* The exercise:
Locate and copy all lines bearing the word "소비자의".

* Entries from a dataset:
_ _ _
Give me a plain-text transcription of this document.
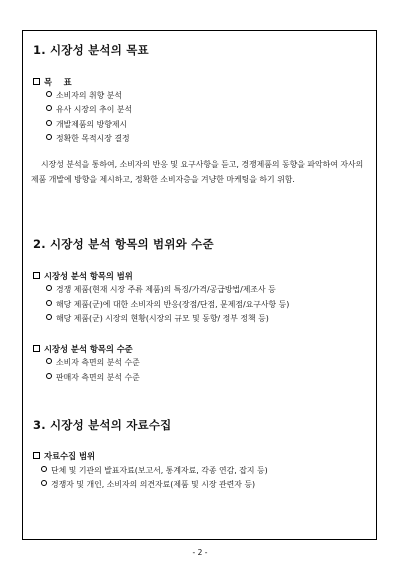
1. 시장성 분석의 목표
목    표
소비자의 취향 분석
유사 시장의 추이 분석
개발제품의 방향제시
정확한 목적시장 결정
시장성 분석을 통하여, 소비자의 반응 및 요구사항을 듣고, 경쟁제품의 동향을 파악하여 자사의 제품 개발에 방향을 제시하고, 정확한 소비자층을 겨냥한 마케팅을 하기 위함.
2. 시장성 분석 항목의 범위와 수준
시장성 분석 항목의 범위
경쟁 제품(현재 시장 주류 제품)의 특징/가격/공급방법/제조사 등
해당 제품(군)에 대한 소비자의 반응(장점/단점, 문제점/요구사항 등)
해당 제품(군) 시장의 현황(시장의 규모 및 동향/ 정부 정책 등)
시장성 분석 항목의 수준
소비자 측면의 분석 수준
판매자 측면의 분석 수준
3. 시장성 분석의 자료수집
자료수집 범위
단체 및 기관의 발표자료(보고서, 통계자료, 각종 연감, 잡지 등)
경쟁자 및 개인, 소비자의 의견자료(제품 및 시장 관련자 등)
- 2 -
_ _ _
* Written response:
소비자의 취향 분석
시장성 분석을 통하여, 소비자의 반응 및 요구사항을 듣고, 경쟁제품의 동향을 파악하여 자사의 제품 개발에 방향을 제시하고, 정확한 소비자층을 겨냥한 마케팅을 하기 위함.
해당 제품(군)에 대한 소비자의 반응(장점/단점, 문제점/요구사항 등)
경쟁자 및 개인, 소비자의 의견자료(제품 및 시장 관련자 등)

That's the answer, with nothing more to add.